Acciones requeridas -
A) Según el texto sobre la seguridad ciudadana en Uruguay, ¿desde qué década han ganado terreno las organizaciones criminales?
B) Extrae del texto sobre la seguridad ciudadana en Uruguay el pasaje que empieza en "Pero más allá" y acaba en "década del 90.", copiándolo sin ningún cambio.

Fragmento de origen -
== == ==
Los actores políticos y las agencias gubernamentales –fuerzas policiales, agencias de persecución penal, tribunales, prisiones, departamentos gubernamentales, funcionarios electos– se enfrentaron a un nuevo conjunto de problemas prácticos en su funcionamiento cotidiano. Estos problemas nacieron fundamentalmente de la persistente presencia de altas tasas de delito y desorden y de la creciente conciencia acerca de los límites de la justicia penal moderna en lo que respecta a su capacidad de controlar el delito y proveer seguridad.
David Garland, La cultura del control.
Resulta evidente que desde hace décadas asistimos en Uruguay a un empeoramiento de la seguridad ciudadana. Cada día que pasa el problema parece alcanzar nuevas dimensiones que sacuden el imaginario colectivo de nuestra sociedad, al tiempo que ya es costumbre el vivir con una permanente sensación de inseguridad. Esto no es solo por el incremento del delito y la violencia asociada a él, sino por el grado sofisticación al que está llegando el crimen y el grado de permeabilidad que parece tener en las instituciones públicas. Un ejemplo de esto es el caso del pasaporte de Marset, o las recientes fugas de probados narcotraficantes que obtuvieron un régimen de prisión domiciliaria, gracias a la falsificación de documentación presentada a la Justicia.
De esa forma, se viene instalando en la opinión pública una narrativa en la que nuestras instituciones no solo parecen ineficientes frente al delito, además no contribuyen a revertir la pérdida de confianza en el Estado como verdadero factor de seguridad y de derecho, tal como sucede en alguna de las zonas rojas de nuestra capital.
Pero más allá de las cifras de homicidios y delitos, lo que parece quedar claro es que el aumento de la inseguridad en nuestro país está asociado a la expansión de las organizaciones criminales que han ganado terreno desde la década del 90.
Sin embargo, hay que admitir que el problema del incremento de la inseguridad por causa y efecto del crimen organizado no es un fenómeno que afecte únicamente a Uruguay o a nuestra región, estamos hablando de un proceso global. De esa forma, cuando se dirigen políticas públicas para atacar el problema del narcotráfico o del tráfico de armas o de personas, considerando el delito solo desde nuestra perspectiva local, se está atacando solo una parte marginal del problema y no la estructura de la organización delictiva en sí.
De hecho, si observamos la tendencia de las tasas de delitos, en el último cuarto del siglo XX, en el Occidente industrializado, podemos apreciar que tanto la prevención del delito como la justicia penal sufrieron una crisis en lo que refiere a su capacidad gestión del aumento de la criminalidad. Y así, una de las consideradas funciones fundamentales del Estado como es, justamente, preservar la ley y el orden dentro de sus límites territoriales, se ha visto desbordada.
== == ==
Datos proporcionados -
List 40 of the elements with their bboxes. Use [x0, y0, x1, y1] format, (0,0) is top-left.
== == ==
Respuestas en orden -
A) Desde la década del 90.

B)
Pero más allá de las cifras de homicidios y delitos, lo que parece quedar claro es que el aumento de la inseguridad en nuestro país está asociado a la expansión de las organizaciones criminales que han ganado terreno desde la década del 90.